■ Page excerpt ■
◆ ◆ ◆ ◆ ◆

# CPU cache change causes immediate BSOD i9 12900HX



## Slazernomad (Oct 14, 2022)

Hello everyone! Several weeks ago I bought new lenovo legion 7i with i9 12900hx. 
I moved old files with throttlestop 8.7 from my old laptop, removed ini settings and set up undervolting. It was fine with -90 mv for core and cache as always. No issues at all on all profiles with different speed shift (0 for gaming 128 for browsing) 
But then my dumb head decided to download new version of throttlestop. And then it happened. Every time I try to change offset voltage for cpu cache it causes BSOD. It does not even depends on value. On 9.5 version I can see E core cache and P core cache. Tried both - no luck. Then I tried 9.4 version with one cache option - no luck. The. I returned to 8.7 just as I had before but still bsods.. Everytime I reset overcklocking in bios and removing ini file. 
But Everytime I see bsod on core cache changing. I never had this before in many laptops. I change core voltage, save immediately, then cache.
I tried to install xtu but the same happens there! 
The only strange thing is that when I check speed shift and set it to 0 it allows me to do that I want. But if I try to change profile (even if there the same voltages, and speedshift checked (128 for example) I get bsod ago again. So I can't understand the reason what was changed. Windows 11 22h2. Worked today, but stopped working properly with update. Tried all versions till 8.5 that not supported. 
I didn't found anything regarding bsod because of core cache undervoltiing. 
What can I do? Should speed shift be unchecked or checked for this processor? Why it worked before abd sometimes now?
Please help..


----------



## Count von Schwalbe (Oct 14, 2022)

Looks like a job for @unclewebb 

Slazer, can you post some pictures of the settings that cause it to crash? Also, what error does the BSOD show?

@freeagent move to the throttlestop forum?


----------



## unclewebb (Oct 14, 2022)

Slazernomad said:


> Worked today, but stopped working properly with update.


If ThrottleStop used to work correctly and now it does not, something must have changed. ThrottleStop is still the same so maybe a Windows 11 update has broken something. 

I do not own a 12th Gen desktop or mobile CPU, I do not have access to any documentation from Intel and I have never used Windows 11. Knowing all that, ThrottleStop might not work correctly on your 12900HX. XTU might be broken too. If they are both broken,  Windows 11 might be the issue.


----------



## Slazernomad (Oct 14, 2022)

Count von Schwalbe said:


> Looks like a job for @unclewebb
> 
> Slazer, can you post some pictures of the settings that cause it to crash? Also, what error does the BSOD show?

◆ ◆ ◆ ◆ ◆

Items listed in a dataset:
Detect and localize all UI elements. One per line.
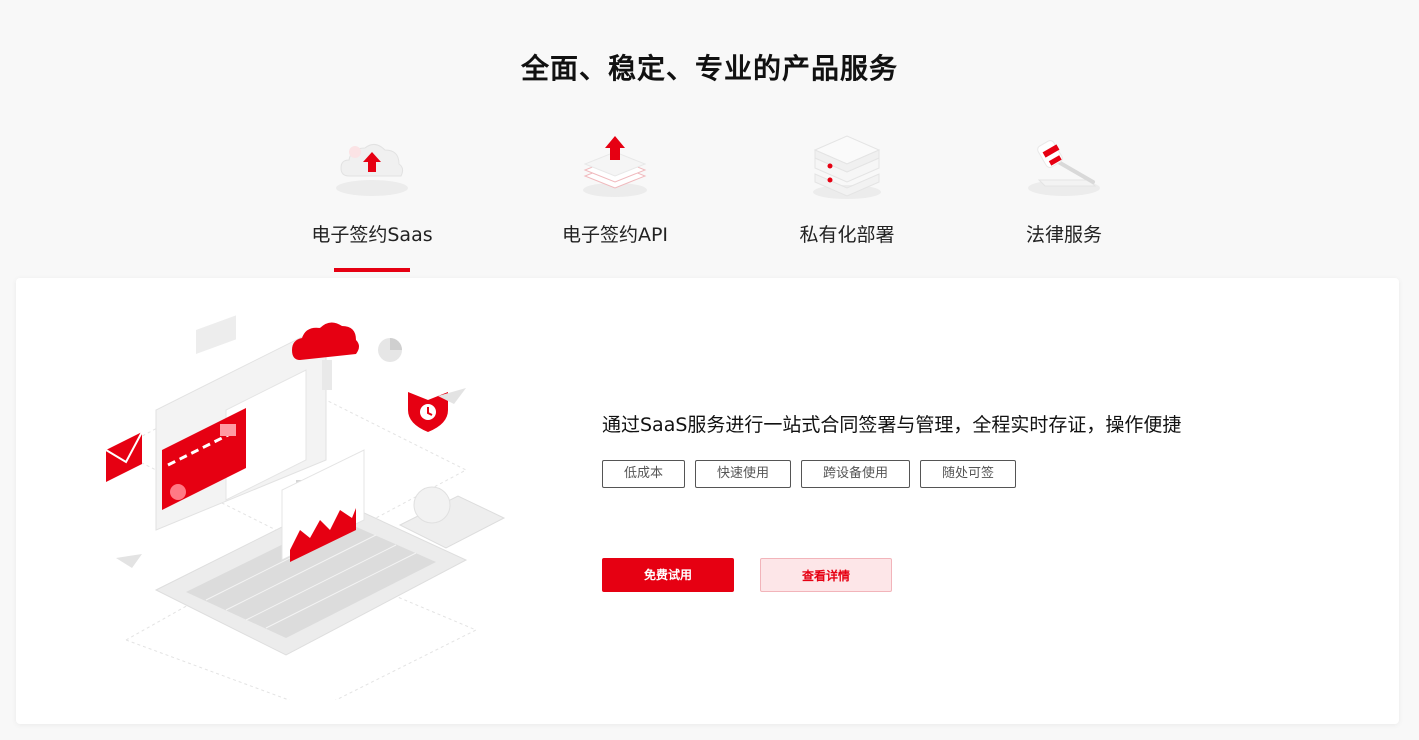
feature-tags: 低成本 快速使用 跨设备使用 随处可签 bbox=[602, 460, 1026, 488]
feature-tag: 快速使用 bbox=[695, 460, 792, 488]
tab-api-label: 电子签约API bbox=[561, 224, 669, 246]
server-icon bbox=[813, 135, 881, 199]
feature-tag: 随处可签 bbox=[920, 460, 1017, 488]
free-trial-button[interactable]: 免费试用 bbox=[602, 558, 734, 592]
tab-private-deploy[interactable]: 私有化部署 bbox=[747, 130, 947, 276]
tab-legal-label: 法律服务 bbox=[1025, 224, 1102, 246]
cloud-upload-icon bbox=[336, 144, 408, 196]
tab-saas[interactable]: 电子签约Saas bbox=[272, 130, 472, 276]
product-description: 通过SaaS服务进行一站式合同签署与管理，全程实时存证，操作便捷 bbox=[602, 414, 1182, 436]
feature-tag: 低成本 bbox=[602, 460, 686, 488]
feature-tag: 跨设备使用 bbox=[801, 460, 911, 488]
tab-api[interactable]: 电子签约API bbox=[515, 130, 715, 276]
tab-private-deploy-label: 私有化部署 bbox=[799, 224, 895, 246]
tab-saas-label: 电子签约Saas bbox=[311, 224, 433, 246]
saas-laptop-illustration bbox=[105, 315, 506, 700]
page-title: 全面、稳定、专业的产品服务 bbox=[520, 51, 898, 85]
product-tabs: 电子签约Saas 电子签约API 私有化部署 法律服务 bbox=[0, 130, 1419, 276]
product-panel: 通过SaaS服务进行一站式合同签署与管理，全程实时存证，操作便捷 低成本 快速使用… bbox=[16, 278, 1399, 724]
stack-upload-icon bbox=[583, 136, 647, 197]
tab-legal[interactable]: 法律服务 bbox=[964, 130, 1164, 276]
gavel-icon bbox=[1028, 140, 1100, 196]
active-tab-indicator bbox=[334, 268, 410, 272]
view-details-button[interactable]: 查看详情 bbox=[760, 558, 892, 592]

◆ ◆ ◆ ◆ ◆

■ Challenge 1 ■
Reproduce the CPU cache thread, beginning with the words "## Count von" and stopping after "unclewebb (Oct 14, 2022)". Replace "pictures" with "screenshots" in that passage.
■ Challenge 2 ■
Pick up the CPU cache thread after its last line and keep it going.

■ Reply 1 ■
## Count von Schwalbe (Oct 14, 2022)

Looks like a job for @unclewebb 

Slazer, can you post some screenshots of the settings that cause it to crash? Also, what error does the BSOD show?

@freeagent move to the throttlestop forum?


----------



## unclewebb (Oct 14, 2022)

■ Reply 2 ■
> 
> @freeagent move to the throttlestop forum?


Bsod shows different things. But I found in event viewer errors ROOT\DISPLAY\0000 \Driver\WUDFRd

I do nothing special, just cpu core then apply and then cpu cache which causes a bsod. It worked even today on latest windows updates. Issue happened only when I changed throttlestop verstion. And comeback to old version didn't help ...


*I was able to update bios, chipset, EC and other stuff ... After that I can see that no offset applied. This fair for XTU as well. I'm able to use slider and save but it's not applied. In xtu it just resets to 0 on apply.*


----------



## unclewebb (Oct 16, 2022)

@Slazernomad

I had a chance to think about your problem. The person that originally tested ThrottleStop 12th Gen support for me had a 12900HK. He had no problem adjusting the cache voltage. I found some screenshots and he was using Microcode Version 0x0E.





Your screenshot above shows that you are using a much newer microcode, 0x1F.

If cache voltage used to work for you and now it causes an instant BSOD, it is possible that Intel has disabled cache voltage control with a microcode update. Intel might have decided to do this to avoid any future Plundervolt issues.

Do you have any older FIVR screenshots handy? Check the FIVR window to see what microcode version your CPU was using.


----------



## Slazernomad (Oct 16, 2022)

Thanks for replies! I was able to find a solution in specific discord channel. 
The issue was because of cache ratio. For this CPU to make cpu cache undervolting on new bios you should set max cache ratio to 36. I was able to undervolt both e cache and p cache but then I've met bsods on windows restart (on bios load). I found out that decreasing min cache ratio to helps with that. 
So this is my current settings (don't look on clocks)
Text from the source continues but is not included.